**What you should do:** Copy the data below exactly, omitting any picture it contains.

**Extracted material:**
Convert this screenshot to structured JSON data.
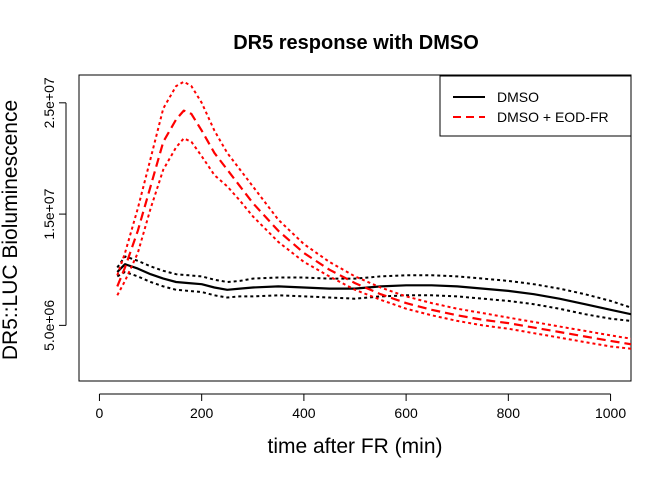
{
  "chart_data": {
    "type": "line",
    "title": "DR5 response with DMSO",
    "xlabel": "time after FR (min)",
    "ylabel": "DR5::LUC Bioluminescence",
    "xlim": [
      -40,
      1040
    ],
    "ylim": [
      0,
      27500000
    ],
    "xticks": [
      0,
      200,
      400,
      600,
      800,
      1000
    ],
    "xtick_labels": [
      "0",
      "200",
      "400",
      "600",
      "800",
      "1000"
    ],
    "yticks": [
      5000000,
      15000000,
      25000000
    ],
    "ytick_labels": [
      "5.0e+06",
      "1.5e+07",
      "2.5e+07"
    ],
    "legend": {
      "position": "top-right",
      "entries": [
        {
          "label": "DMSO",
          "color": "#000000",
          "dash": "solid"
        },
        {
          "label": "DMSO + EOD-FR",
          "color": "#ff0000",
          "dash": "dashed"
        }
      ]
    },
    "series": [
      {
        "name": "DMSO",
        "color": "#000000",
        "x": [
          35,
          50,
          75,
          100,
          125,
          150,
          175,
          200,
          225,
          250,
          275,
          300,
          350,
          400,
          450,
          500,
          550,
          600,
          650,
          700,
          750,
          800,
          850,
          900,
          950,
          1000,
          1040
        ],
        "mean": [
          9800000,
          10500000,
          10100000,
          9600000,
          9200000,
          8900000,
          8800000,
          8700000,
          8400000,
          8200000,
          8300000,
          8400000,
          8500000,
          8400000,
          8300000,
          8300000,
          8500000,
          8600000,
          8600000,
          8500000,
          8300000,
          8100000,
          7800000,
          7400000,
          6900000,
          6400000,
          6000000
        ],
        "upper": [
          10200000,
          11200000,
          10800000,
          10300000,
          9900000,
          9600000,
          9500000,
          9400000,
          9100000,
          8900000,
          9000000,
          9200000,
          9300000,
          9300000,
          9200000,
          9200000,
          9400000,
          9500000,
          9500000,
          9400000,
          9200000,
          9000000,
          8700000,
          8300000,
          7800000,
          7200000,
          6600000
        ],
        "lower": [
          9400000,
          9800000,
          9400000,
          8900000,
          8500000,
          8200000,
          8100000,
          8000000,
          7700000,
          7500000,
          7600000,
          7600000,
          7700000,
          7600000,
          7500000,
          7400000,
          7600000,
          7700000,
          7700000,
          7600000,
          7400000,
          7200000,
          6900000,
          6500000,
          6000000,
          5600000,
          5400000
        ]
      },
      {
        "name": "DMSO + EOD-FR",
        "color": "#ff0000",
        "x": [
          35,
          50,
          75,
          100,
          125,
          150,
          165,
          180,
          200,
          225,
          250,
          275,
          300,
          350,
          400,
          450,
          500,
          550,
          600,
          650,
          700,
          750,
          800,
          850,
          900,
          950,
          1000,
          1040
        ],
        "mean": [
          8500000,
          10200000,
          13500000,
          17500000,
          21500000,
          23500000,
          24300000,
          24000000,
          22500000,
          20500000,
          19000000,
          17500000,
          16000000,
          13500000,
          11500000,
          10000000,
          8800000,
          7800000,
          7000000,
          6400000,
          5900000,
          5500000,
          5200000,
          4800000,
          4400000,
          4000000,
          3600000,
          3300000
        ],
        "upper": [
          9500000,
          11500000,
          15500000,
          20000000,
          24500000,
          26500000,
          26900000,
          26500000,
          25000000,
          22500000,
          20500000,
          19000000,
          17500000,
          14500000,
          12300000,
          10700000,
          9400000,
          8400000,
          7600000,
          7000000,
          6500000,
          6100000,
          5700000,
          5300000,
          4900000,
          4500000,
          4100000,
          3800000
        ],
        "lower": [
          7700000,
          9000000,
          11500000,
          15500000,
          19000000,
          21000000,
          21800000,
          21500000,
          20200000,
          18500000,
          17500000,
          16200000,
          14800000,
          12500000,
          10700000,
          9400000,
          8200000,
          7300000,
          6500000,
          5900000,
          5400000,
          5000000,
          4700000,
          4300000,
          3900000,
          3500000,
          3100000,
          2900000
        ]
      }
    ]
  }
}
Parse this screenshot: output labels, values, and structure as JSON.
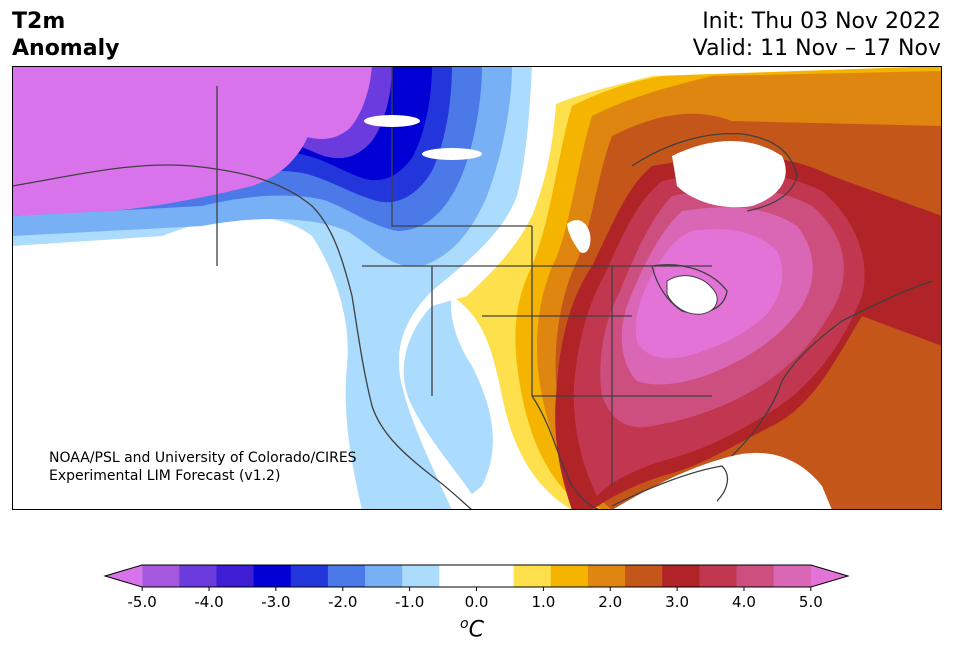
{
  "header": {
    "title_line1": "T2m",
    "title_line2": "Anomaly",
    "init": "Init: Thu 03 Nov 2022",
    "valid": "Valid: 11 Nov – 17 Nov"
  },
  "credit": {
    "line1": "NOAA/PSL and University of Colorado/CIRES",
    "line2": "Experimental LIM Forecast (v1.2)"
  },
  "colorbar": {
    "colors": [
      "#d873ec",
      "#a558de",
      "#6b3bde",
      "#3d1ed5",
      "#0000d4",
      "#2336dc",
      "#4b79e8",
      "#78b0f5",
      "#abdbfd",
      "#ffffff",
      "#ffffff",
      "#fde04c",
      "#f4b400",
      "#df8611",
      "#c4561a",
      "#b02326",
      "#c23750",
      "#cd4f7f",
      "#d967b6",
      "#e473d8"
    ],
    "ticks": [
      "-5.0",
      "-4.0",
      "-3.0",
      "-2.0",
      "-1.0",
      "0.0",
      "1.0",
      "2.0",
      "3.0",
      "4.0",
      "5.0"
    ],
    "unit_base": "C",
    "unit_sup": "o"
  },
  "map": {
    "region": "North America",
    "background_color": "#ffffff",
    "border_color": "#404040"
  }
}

**Written answer:**
Convert this screenshot to structured JSON data.
{
  "chart_data": {
    "type": "line",
    "title": "DR5 response with DMSO",
    "xlabel": "time after FR (min)",
    "ylabel": "DR5::LUC Bioluminescence",
    "xlim": [
      -40,
      1040
    ],
    "ylim": [
      0,
      27500000
    ],
    "xticks": [
      0,
      200,
      400,
      600,
      800,
      1000
    ],
    "xtick_labels": [
      "0",
      "200",
      "400",
      "600",
      "800",
      "1000"
    ],
    "yticks": [
      5000000,
      15000000,
      25000000
    ],
    "ytick_labels": [
      "5.0e+06",
      "1.5e+07",
      "2.5e+07"
    ],
    "legend": {
      "position": "top-right",
      "entries": [
        {
          "label": "DMSO",
          "color": "#000000",
          "dash": "solid"
        },
        {
          "label": "DMSO + EOD-FR",
          "color": "#ff0000",
          "dash": "dashed"
        }
      ]
    },
    "series": [
      {
        "name": "DMSO",
        "color": "#000000",
        "x": [
          35,
          50,
          75,
          100,
          125,
          150,
          175,
          200,
          225,
          250,
          275,
          300,
          350,
          400,
          450,
          500,
          550,
          600,
          650,
          700,
          750,
          800,
          850,
          900,
          950,
          1000,
          1040
        ],
        "mean": [
          9800000,
          10500000,
          10100000,
          9600000,
          9200000,
          8900000,
          8800000,
          8700000,
          8400000,
          8200000,
          8300000,
          8400000,
          8500000,
          8400000,
          8300000,
          8300000,
          8500000,
          8600000,
          8600000,
          8500000,
          8300000,
          8100000,
          7800000,
          7400000,
          6900000,
          6400000,
          6000000
        ],
        "upper": [
          10200000,
          11200000,
          10800000,
          10300000,
          9900000,
          9600000,
          9500000,
          9400000,
          9100000,
          8900000,
          9000000,
          9200000,
          9300000,
          9300000,
          9200000,
          9200000,
          9400000,
          9500000,
          9500000,
          9400000,
          9200000,
          9000000,
          8700000,
          8300000,
          7800000,
          7200000,
          6600000
        ],
        "lower": [
          9400000,
          9800000,
          9400000,
          8900000,
          8500000,
          8200000,
          8100000,
          8000000,
          7700000,
          7500000,
          7600000,
          7600000,
          7700000,
          7600000,
          7500000,
          7400000,
          7600000,
          7700000,
          7700000,
          7600000,
          7400000,
          7200000,
          6900000,
          6500000,
          6000000,
          5600000,
          5400000
        ]
      },
      {
        "name": "DMSO + EOD-FR",
        "color": "#ff0000",
        "x": [
          35,
          50,
          75,
          100,
          125,
          150,
          165,
          180,
          200,
          225,
          250,
          275,
          300,
          350,
          400,
          450,
          500,
          550,
          600,
          650,
          700,
          750,
          800,
          850,
          900,
          950,
          1000,
          1040
        ],
        "mean": [
          8500000,
          10200000,
          13500000,
          17500000,
          21500000,
          23500000,
          24300000,
          24000000,
          22500000,
          20500000,
          19000000,
          17500000,
          16000000,
          13500000,
          11500000,
          10000000,
          8800000,
          7800000,
          7000000,
          6400000,
          5900000,
          5500000,
          5200000,
          4800000,
          4400000,
          4000000,
          3600000,
          3300000
        ],
        "upper": [
          9500000,
          11500000,
          15500000,
          20000000,
          24500000,
          26500000,
          26900000,
          26500000,
          25000000,
          22500000,
          20500000,
          19000000,
          17500000,
          14500000,
          12300000,
          10700000,
          9400000,
          8400000,
          7600000,
          7000000,
          6500000,
          6100000,
          5700000,
          5300000,
          4900000,
          4500000,
          4100000,
          3800000
        ],
        "lower": [
          7700000,
          9000000,
          11500000,
          15500000,
          19000000,
          21000000,
          21800000,
          21500000,
          20200000,
          18500000,
          17500000,
          16200000,
          14800000,
          12500000,
          10700000,
          9400000,
          8200000,
          7300000,
          6500000,
          5900000,
          5400000,
          5000000,
          4700000,
          4300000,
          3900000,
          3500000,
          3100000,
          2900000
        ]
      }
    ]
  }
}
Parse this screenshot: output labels, values, and structure as JSON.
{
  "header": {
    "title_line1": "T2m",
    "title_line2": "Anomaly",
    "init": "Init: Thu 03 Nov 2022",
    "valid": "Valid: 11 Nov – 17 Nov"
  },
  "credit": {
    "line1": "NOAA/PSL and University of Colorado/CIRES",
    "line2": "Experimental LIM Forecast (v1.2)"
  },
  "colorbar": {
    "colors": [
      "#d873ec",
      "#a558de",
      "#6b3bde",
      "#3d1ed5",
      "#0000d4",
      "#2336dc",
      "#4b79e8",
      "#78b0f5",
      "#abdbfd",
      "#ffffff",
      "#ffffff",
      "#fde04c",
      "#f4b400",
      "#df8611",
      "#c4561a",
      "#b02326",
      "#c23750",
      "#cd4f7f",
      "#d967b6",
      "#e473d8"
    ],
    "ticks": [
      "-5.0",
      "-4.0",
      "-3.0",
      "-2.0",
      "-1.0",
      "0.0",
      "1.0",
      "2.0",
      "3.0",
      "4.0",
      "5.0"
    ],
    "unit_base": "C",
    "unit_sup": "o"
  },
  "map": {
    "region": "North America",
    "background_color": "#ffffff",
    "border_color": "#404040"
  }
}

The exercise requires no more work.